(Data records)
----
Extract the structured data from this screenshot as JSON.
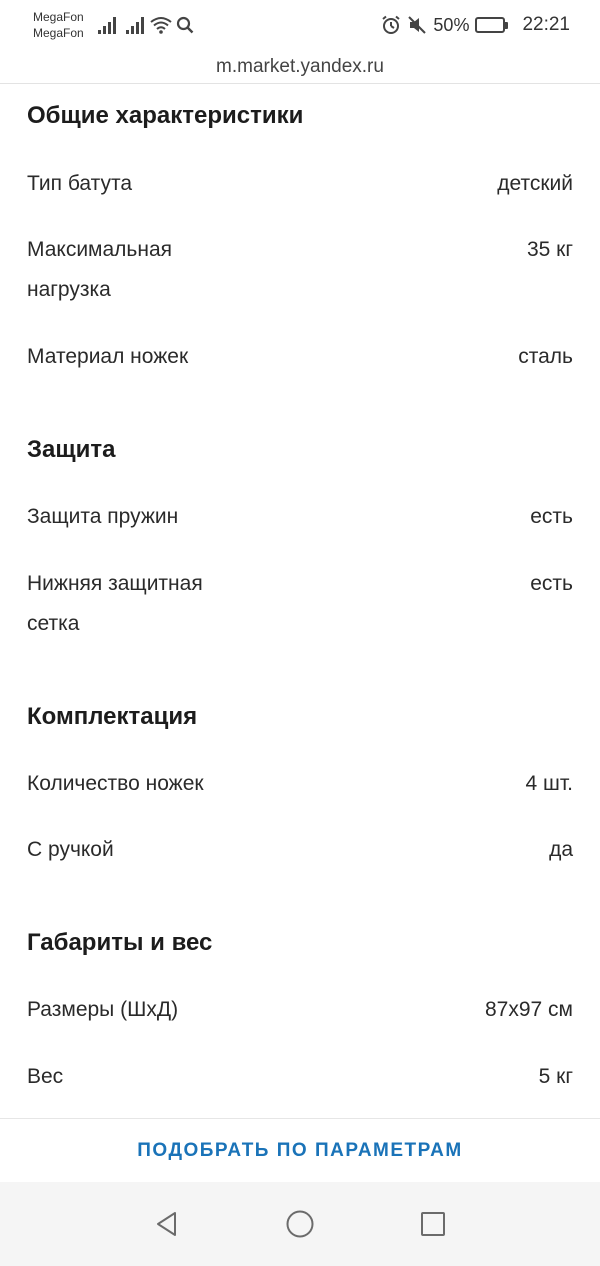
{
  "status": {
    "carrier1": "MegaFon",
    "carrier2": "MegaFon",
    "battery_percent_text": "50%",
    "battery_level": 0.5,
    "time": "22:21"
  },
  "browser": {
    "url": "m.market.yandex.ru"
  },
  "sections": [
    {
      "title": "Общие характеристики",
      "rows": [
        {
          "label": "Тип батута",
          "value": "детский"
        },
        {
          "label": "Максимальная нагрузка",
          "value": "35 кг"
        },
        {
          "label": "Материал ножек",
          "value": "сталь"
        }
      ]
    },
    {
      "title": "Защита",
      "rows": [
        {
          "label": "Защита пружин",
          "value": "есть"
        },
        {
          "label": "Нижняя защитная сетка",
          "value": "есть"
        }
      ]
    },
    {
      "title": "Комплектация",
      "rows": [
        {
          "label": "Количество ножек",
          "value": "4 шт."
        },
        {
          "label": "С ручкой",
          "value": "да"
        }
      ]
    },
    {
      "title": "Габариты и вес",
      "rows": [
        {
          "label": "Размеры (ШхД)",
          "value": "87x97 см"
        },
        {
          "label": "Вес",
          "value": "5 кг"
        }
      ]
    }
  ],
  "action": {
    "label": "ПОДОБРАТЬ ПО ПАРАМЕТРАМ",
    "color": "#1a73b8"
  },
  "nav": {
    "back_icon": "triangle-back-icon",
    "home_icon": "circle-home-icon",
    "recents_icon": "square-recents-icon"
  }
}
----
* Direction: Omit the pictures and output all of the other material exactly.

* Written reply:
Extract the structured data from this screenshot as JSON.
{
  "status": {
    "carrier1": "MegaFon",
    "carrier2": "MegaFon",
    "battery_percent_text": "50%",
    "battery_level": 0.5,
    "time": "22:21"
  },
  "browser": {
    "url": "m.market.yandex.ru"
  },
  "sections": [
    {
      "title": "Общие характеристики",
      "rows": [
        {
          "label": "Тип батута",
          "value": "детский"
        },
        {
          "label": "Максимальная нагрузка",
          "value": "35 кг"
        },
        {
          "label": "Материал ножек",
          "value": "сталь"
        }
      ]
    },
    {
      "title": "Защита",
      "rows": [
        {
          "label": "Защита пружин",
          "value": "есть"
        },
        {
          "label": "Нижняя защитная сетка",
          "value": "есть"
        }
      ]
    },
    {
      "title": "Комплектация",
      "rows": [
        {
          "label": "Количество ножек",
          "value": "4 шт."
        },
        {
          "label": "С ручкой",
          "value": "да"
        }
      ]
    },
    {
      "title": "Габариты и вес",
      "rows": [
        {
          "label": "Размеры (ШхД)",
          "value": "87x97 см"
        },
        {
          "label": "Вес",
          "value": "5 кг"
        }
      ]
    }
  ],
  "action": {
    "label": "ПОДОБРАТЬ ПО ПАРАМЕТРАМ",
    "color": "#1a73b8"
  },
  "nav": {
    "back_icon": "triangle-back-icon",
    "home_icon": "circle-home-icon",
    "recents_icon": "square-recents-icon"
  }
}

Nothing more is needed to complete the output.